(Figure dataset records)
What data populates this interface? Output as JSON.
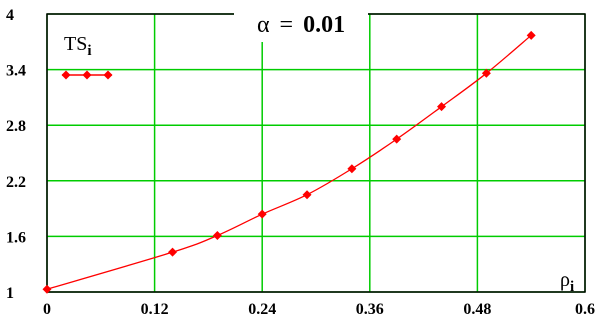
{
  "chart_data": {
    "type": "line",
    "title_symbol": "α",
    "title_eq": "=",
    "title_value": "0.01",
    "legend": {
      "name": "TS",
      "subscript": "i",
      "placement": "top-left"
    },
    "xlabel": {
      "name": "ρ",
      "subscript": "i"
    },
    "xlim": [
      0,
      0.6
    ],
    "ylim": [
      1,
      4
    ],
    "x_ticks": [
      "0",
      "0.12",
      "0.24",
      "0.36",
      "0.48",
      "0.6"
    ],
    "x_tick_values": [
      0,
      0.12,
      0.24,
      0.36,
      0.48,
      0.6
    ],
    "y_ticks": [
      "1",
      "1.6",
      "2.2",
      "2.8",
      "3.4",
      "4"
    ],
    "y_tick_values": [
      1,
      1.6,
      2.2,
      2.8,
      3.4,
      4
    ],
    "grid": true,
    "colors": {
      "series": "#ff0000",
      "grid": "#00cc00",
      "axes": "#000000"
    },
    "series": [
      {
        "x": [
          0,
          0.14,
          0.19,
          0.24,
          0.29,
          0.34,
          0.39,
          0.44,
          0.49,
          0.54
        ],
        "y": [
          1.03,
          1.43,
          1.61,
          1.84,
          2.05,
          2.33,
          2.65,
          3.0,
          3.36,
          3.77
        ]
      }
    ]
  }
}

_Problem_: Every record above must be given again exactly; drop the pictures.

_Written solution_:
What data populates this interface? Output as JSON.
{
  "chart_data": {
    "type": "line",
    "title_symbol": "α",
    "title_eq": "=",
    "title_value": "0.01",
    "legend": {
      "name": "TS",
      "subscript": "i",
      "placement": "top-left"
    },
    "xlabel": {
      "name": "ρ",
      "subscript": "i"
    },
    "xlim": [
      0,
      0.6
    ],
    "ylim": [
      1,
      4
    ],
    "x_ticks": [
      "0",
      "0.12",
      "0.24",
      "0.36",
      "0.48",
      "0.6"
    ],
    "x_tick_values": [
      0,
      0.12,
      0.24,
      0.36,
      0.48,
      0.6
    ],
    "y_ticks": [
      "1",
      "1.6",
      "2.2",
      "2.8",
      "3.4",
      "4"
    ],
    "y_tick_values": [
      1,
      1.6,
      2.2,
      2.8,
      3.4,
      4
    ],
    "grid": true,
    "colors": {
      "series": "#ff0000",
      "grid": "#00cc00",
      "axes": "#000000"
    },
    "series": [
      {
        "x": [
          0,
          0.14,
          0.19,
          0.24,
          0.29,
          0.34,
          0.39,
          0.44,
          0.49,
          0.54
        ],
        "y": [
          1.03,
          1.43,
          1.61,
          1.84,
          2.05,
          2.33,
          2.65,
          3.0,
          3.36,
          3.77
        ]
      }
    ]
  }
}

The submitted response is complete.